[Items from a figure collection]
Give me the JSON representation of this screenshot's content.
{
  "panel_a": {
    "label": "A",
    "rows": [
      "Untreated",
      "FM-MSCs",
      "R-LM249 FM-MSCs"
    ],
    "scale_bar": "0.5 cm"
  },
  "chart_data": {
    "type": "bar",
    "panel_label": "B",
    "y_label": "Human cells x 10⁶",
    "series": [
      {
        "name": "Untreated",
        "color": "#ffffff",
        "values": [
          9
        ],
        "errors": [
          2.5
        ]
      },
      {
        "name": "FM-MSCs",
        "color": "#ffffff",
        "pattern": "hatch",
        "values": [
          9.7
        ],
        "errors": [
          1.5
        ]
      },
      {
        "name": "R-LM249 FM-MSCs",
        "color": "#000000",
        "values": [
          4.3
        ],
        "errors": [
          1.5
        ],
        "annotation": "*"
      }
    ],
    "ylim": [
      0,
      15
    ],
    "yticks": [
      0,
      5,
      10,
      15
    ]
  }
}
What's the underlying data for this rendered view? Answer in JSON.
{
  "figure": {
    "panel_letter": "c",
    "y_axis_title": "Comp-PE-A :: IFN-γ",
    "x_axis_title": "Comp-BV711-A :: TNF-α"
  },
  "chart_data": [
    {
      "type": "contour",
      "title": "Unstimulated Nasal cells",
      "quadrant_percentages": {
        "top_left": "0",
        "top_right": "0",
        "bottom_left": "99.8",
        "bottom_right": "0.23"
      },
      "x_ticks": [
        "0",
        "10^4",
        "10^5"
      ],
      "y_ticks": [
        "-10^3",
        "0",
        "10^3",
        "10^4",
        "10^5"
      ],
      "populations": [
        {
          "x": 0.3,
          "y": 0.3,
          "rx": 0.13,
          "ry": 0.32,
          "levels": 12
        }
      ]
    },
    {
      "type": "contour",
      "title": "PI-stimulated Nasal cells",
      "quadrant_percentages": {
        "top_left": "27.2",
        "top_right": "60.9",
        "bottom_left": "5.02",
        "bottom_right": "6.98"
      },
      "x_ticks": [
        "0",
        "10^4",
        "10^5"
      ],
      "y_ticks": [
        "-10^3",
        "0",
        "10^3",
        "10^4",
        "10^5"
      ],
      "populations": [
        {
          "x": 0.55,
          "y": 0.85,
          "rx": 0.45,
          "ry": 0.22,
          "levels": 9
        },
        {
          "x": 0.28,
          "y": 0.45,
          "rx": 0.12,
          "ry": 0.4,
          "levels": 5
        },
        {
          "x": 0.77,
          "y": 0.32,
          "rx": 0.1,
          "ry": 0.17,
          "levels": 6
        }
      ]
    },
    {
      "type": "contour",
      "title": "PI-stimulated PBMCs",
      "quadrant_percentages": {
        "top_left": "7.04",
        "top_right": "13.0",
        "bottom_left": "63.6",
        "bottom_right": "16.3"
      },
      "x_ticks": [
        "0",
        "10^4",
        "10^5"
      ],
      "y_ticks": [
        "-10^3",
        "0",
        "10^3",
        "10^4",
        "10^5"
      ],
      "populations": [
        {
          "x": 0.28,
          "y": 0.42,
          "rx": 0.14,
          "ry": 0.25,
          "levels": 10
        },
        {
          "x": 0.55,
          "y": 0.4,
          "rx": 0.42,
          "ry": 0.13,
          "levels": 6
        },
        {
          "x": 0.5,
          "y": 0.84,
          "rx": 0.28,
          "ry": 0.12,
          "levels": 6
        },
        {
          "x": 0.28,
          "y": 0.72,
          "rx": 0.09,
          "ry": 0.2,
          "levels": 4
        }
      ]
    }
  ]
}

__Work task__: Repeat each record in full; every line must match exactly.

__Solution for this task__:
Give me the JSON representation of this screenshot's content.
{
  "panel_a": {
    "label": "A",
    "rows": [
      "Untreated",
      "FM-MSCs",
      "R-LM249 FM-MSCs"
    ],
    "scale_bar": "0.5 cm"
  },
  "chart_data": {
    "type": "bar",
    "panel_label": "B",
    "y_label": "Human cells x 10⁶",
    "series": [
      {
        "name": "Untreated",
        "color": "#ffffff",
        "values": [
          9
        ],
        "errors": [
          2.5
        ]
      },
      {
        "name": "FM-MSCs",
        "color": "#ffffff",
        "pattern": "hatch",
        "values": [
          9.7
        ],
        "errors": [
          1.5
        ]
      },
      {
        "name": "R-LM249 FM-MSCs",
        "color": "#000000",
        "values": [
          4.3
        ],
        "errors": [
          1.5
        ],
        "annotation": "*"
      }
    ],
    "ylim": [
      0,
      15
    ],
    "yticks": [
      0,
      5,
      10,
      15
    ]
  }
}
What's the underlying data for this rendered view? Answer in JSON.
{
  "figure": {
    "panel_letter": "c",
    "y_axis_title": "Comp-PE-A :: IFN-γ",
    "x_axis_title": "Comp-BV711-A :: TNF-α"
  },
  "chart_data": [
    {
      "type": "contour",
      "title": "Unstimulated Nasal cells",
      "quadrant_percentages": {
        "top_left": "0",
        "top_right": "0",
        "bottom_left": "99.8",
        "bottom_right": "0.23"
      },
      "x_ticks": [
        "0",
        "10^4",
        "10^5"
      ],
      "y_ticks": [
        "-10^3",
        "0",
        "10^3",
        "10^4",
        "10^5"
      ],
      "populations": [
        {
          "x": 0.3,
          "y": 0.3,
          "rx": 0.13,
          "ry": 0.32,
          "levels": 12
        }
      ]
    },
    {
      "type": "contour",
      "title": "PI-stimulated Nasal cells",
      "quadrant_percentages": {
        "top_left": "27.2",
        "top_right": "60.9",
        "bottom_left": "5.02",
        "bottom_right": "6.98"
      },
      "x_ticks": [
        "0",
        "10^4",
        "10^5"
      ],
      "y_ticks": [
        "-10^3",
        "0",
        "10^3",
        "10^4",
        "10^5"
      ],
      "populations": [
        {
          "x": 0.55,
          "y": 0.85,
          "rx": 0.45,
          "ry": 0.22,
          "levels": 9
        },
        {
          "x": 0.28,
          "y": 0.45,
          "rx": 0.12,
          "ry": 0.4,
          "levels": 5
        },
        {
          "x": 0.77,
          "y": 0.32,
          "rx": 0.1,
          "ry": 0.17,
          "levels": 6
        }
      ]
    },
    {
      "type": "contour",
      "title": "PI-stimulated PBMCs",
      "quadrant_percentages": {
        "top_left": "7.04",
        "top_right": "13.0",
        "bottom_left": "63.6",
        "bottom_right": "16.3"
      },
      "x_ticks": [
        "0",
        "10^4",
        "10^5"
      ],
      "y_ticks": [
        "-10^3",
        "0",
        "10^3",
        "10^4",
        "10^5"
      ],
      "populations": [
        {
          "x": 0.28,
          "y": 0.42,
          "rx": 0.14,
          "ry": 0.25,
          "levels": 10
        },
        {
          "x": 0.55,
          "y": 0.4,
          "rx": 0.42,
          "ry": 0.13,
          "levels": 6
        },
        {
          "x": 0.5,
          "y": 0.84,
          "rx": 0.28,
          "ry": 0.12,
          "levels": 6
        },
        {
          "x": 0.28,
          "y": 0.72,
          "rx": 0.09,
          "ry": 0.2,
          "levels": 4
        }
      ]
    }
  ]
}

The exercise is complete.